Job: The data must be returned in full and exactly as given.

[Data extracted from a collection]
---

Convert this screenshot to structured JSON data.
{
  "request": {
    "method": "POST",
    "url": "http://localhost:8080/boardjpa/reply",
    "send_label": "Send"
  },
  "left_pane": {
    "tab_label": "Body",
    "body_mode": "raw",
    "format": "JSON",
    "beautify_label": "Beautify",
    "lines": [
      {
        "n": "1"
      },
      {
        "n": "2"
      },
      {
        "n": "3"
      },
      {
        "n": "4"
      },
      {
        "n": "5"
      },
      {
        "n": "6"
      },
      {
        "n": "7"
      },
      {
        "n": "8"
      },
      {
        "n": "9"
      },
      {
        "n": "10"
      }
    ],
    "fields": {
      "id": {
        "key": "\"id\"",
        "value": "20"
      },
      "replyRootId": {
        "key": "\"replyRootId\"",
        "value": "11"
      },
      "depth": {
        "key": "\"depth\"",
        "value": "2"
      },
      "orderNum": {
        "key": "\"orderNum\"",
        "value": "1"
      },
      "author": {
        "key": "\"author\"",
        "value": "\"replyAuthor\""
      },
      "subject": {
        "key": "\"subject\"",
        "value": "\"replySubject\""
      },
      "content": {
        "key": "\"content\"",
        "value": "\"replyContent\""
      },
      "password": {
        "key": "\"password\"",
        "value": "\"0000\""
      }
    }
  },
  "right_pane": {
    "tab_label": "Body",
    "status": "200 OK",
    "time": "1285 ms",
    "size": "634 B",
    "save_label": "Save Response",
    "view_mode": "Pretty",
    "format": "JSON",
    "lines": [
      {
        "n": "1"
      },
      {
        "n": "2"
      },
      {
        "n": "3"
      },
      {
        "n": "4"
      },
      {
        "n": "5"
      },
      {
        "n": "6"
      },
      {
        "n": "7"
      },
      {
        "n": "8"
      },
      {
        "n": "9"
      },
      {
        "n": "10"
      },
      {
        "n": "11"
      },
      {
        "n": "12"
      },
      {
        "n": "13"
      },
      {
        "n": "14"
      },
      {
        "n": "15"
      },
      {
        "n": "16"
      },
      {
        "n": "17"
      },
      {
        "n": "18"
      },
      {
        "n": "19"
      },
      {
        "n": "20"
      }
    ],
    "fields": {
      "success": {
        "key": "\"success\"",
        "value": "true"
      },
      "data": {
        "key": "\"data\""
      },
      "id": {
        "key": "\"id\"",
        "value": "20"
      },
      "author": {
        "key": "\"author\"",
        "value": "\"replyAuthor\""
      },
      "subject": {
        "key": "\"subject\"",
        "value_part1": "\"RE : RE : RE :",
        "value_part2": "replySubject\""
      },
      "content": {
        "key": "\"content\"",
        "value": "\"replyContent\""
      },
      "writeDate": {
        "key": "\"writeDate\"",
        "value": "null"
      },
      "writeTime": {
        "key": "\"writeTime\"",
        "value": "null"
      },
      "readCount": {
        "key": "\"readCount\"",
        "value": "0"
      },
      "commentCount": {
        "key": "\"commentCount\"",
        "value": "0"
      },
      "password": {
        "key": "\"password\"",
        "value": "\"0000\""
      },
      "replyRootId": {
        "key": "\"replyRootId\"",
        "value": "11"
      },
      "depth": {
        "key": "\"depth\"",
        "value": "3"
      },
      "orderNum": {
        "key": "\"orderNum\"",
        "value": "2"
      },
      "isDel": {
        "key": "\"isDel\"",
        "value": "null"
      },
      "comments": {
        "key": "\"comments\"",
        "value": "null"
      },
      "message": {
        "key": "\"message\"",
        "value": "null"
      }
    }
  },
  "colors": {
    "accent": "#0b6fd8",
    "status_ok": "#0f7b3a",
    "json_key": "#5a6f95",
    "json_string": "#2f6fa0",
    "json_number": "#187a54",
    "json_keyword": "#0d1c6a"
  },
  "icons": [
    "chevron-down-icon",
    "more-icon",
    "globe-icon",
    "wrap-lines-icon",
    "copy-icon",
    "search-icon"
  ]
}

---

Result for this task:
Convert this screenshot to structured JSON data.
{
  "request": {
    "method": "POST",
    "url": "http://localhost:8080/boardjpa/reply",
    "send_label": "Send"
  },
  "left_pane": {
    "tab_label": "Body",
    "body_mode": "raw",
    "format": "JSON",
    "beautify_label": "Beautify",
    "lines": [
      {
        "n": "1"
      },
      {
        "n": "2"
      },
      {
        "n": "3"
      },
      {
        "n": "4"
      },
      {
        "n": "5"
      },
      {
        "n": "6"
      },
      {
        "n": "7"
      },
      {
        "n": "8"
      },
      {
        "n": "9"
      },
      {
        "n": "10"
      }
    ],
    "fields": {
      "id": {
        "key": "\"id\"",
        "value": "20"
      },
      "replyRootId": {
        "key": "\"replyRootId\"",
        "value": "11"
      },
      "depth": {
        "key": "\"depth\"",
        "value": "2"
      },
      "orderNum": {
        "key": "\"orderNum\"",
        "value": "1"
      },
      "author": {
        "key": "\"author\"",
        "value": "\"replyAuthor\""
      },
      "subject": {
        "key": "\"subject\"",
        "value": "\"replySubject\""
      },
      "content": {
        "key": "\"content\"",
        "value": "\"replyContent\""
      },
      "password": {
        "key": "\"password\"",
        "value": "\"0000\""
      }
    }
  },
  "right_pane": {
    "tab_label": "Body",
    "status": "200 OK",
    "time": "1285 ms",
    "size": "634 B",
    "save_label": "Save Response",
    "view_mode": "Pretty",
    "format": "JSON",
    "lines": [
      {
        "n": "1"
      },
      {
        "n": "2"
      },
      {
        "n": "3"
      },
      {
        "n": "4"
      },
      {
        "n": "5"
      },
      {
        "n": "6"
      },
      {
        "n": "7"
      },
      {
        "n": "8"
      },
      {
        "n": "9"
      },
      {
        "n": "10"
      },
      {
        "n": "11"
      },
      {
        "n": "12"
      },
      {
        "n": "13"
      },
      {
        "n": "14"
      },
      {
        "n": "15"
      },
      {
        "n": "16"
      },
      {
        "n": "17"
      },
      {
        "n": "18"
      },
      {
        "n": "19"
      },
      {
        "n": "20"
      }
    ],
    "fields": {
      "success": {
        "key": "\"success\"",
        "value": "true"
      },
      "data": {
        "key": "\"data\""
      },
      "id": {
        "key": "\"id\"",
        "value": "20"
      },
      "author": {
        "key": "\"author\"",
        "value": "\"replyAuthor\""
      },
      "subject": {
        "key": "\"subject\"",
        "value_part1": "\"RE : RE : RE :",
        "value_part2": "replySubject\""
      },
      "content": {
        "key": "\"content\"",
        "value": "\"replyContent\""
      },
      "writeDate": {
        "key": "\"writeDate\"",
        "value": "null"
      },
      "writeTime": {
        "key": "\"writeTime\"",
        "value": "null"
      },
      "readCount": {
        "key": "\"readCount\"",
        "value": "0"
      },
      "commentCount": {
        "key": "\"commentCount\"",
        "value": "0"
      },
      "password": {
        "key": "\"password\"",
        "value": "\"0000\""
      },
      "replyRootId": {
        "key": "\"replyRootId\"",
        "value": "11"
      },
      "depth": {
        "key": "\"depth\"",
        "value": "3"
      },
      "orderNum": {
        "key": "\"orderNum\"",
        "value": "2"
      },
      "isDel": {
        "key": "\"isDel\"",
        "value": "null"
      },
      "comments": {
        "key": "\"comments\"",
        "value": "null"
      },
      "message": {
        "key": "\"message\"",
        "value": "null"
      }
    }
  },
  "colors": {
    "accent": "#0b6fd8",
    "status_ok": "#0f7b3a",
    "json_key": "#5a6f95",
    "json_string": "#2f6fa0",
    "json_number": "#187a54",
    "json_keyword": "#0d1c6a"
  },
  "icons": [
    "chevron-down-icon",
    "more-icon",
    "globe-icon",
    "wrap-lines-icon",
    "copy-icon",
    "search-icon"
  ]
}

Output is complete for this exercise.